(begin)

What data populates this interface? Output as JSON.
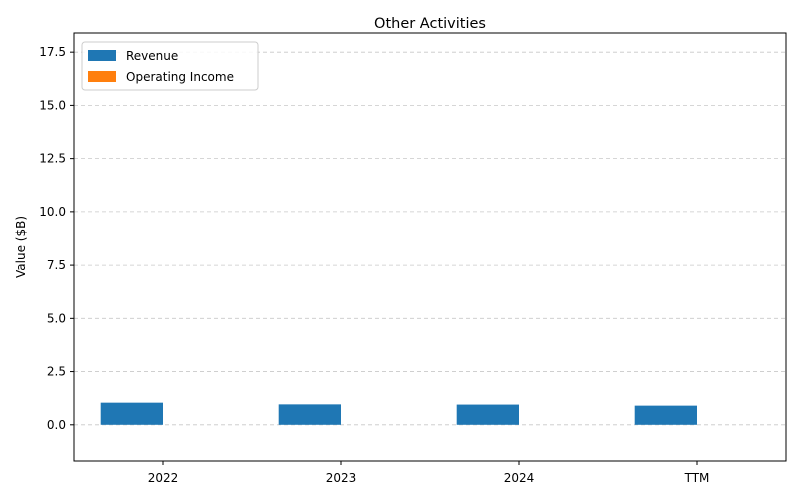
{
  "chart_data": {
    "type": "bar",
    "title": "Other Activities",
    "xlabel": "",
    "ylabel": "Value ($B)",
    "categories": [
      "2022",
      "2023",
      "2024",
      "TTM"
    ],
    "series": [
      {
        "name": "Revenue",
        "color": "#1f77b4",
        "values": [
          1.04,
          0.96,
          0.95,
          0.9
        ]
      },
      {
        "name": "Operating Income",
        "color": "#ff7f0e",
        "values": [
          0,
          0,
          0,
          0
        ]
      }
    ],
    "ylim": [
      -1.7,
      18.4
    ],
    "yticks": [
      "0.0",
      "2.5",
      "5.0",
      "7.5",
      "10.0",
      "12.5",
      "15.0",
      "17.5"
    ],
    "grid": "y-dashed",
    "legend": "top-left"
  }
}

(end)

REQUIREMENTS: Every line of the material is to be quoted exactly, with no pictures carried over.

COMPLETE RESPONSE:
What data populates this interface? Output as JSON.
{
  "chart_data": {
    "type": "bar",
    "title": "Other Activities",
    "xlabel": "",
    "ylabel": "Value ($B)",
    "categories": [
      "2022",
      "2023",
      "2024",
      "TTM"
    ],
    "series": [
      {
        "name": "Revenue",
        "color": "#1f77b4",
        "values": [
          1.04,
          0.96,
          0.95,
          0.9
        ]
      },
      {
        "name": "Operating Income",
        "color": "#ff7f0e",
        "values": [
          0,
          0,
          0,
          0
        ]
      }
    ],
    "ylim": [
      -1.7,
      18.4
    ],
    "yticks": [
      "0.0",
      "2.5",
      "5.0",
      "7.5",
      "10.0",
      "12.5",
      "15.0",
      "17.5"
    ],
    "grid": "y-dashed",
    "legend": "top-left"
  }
}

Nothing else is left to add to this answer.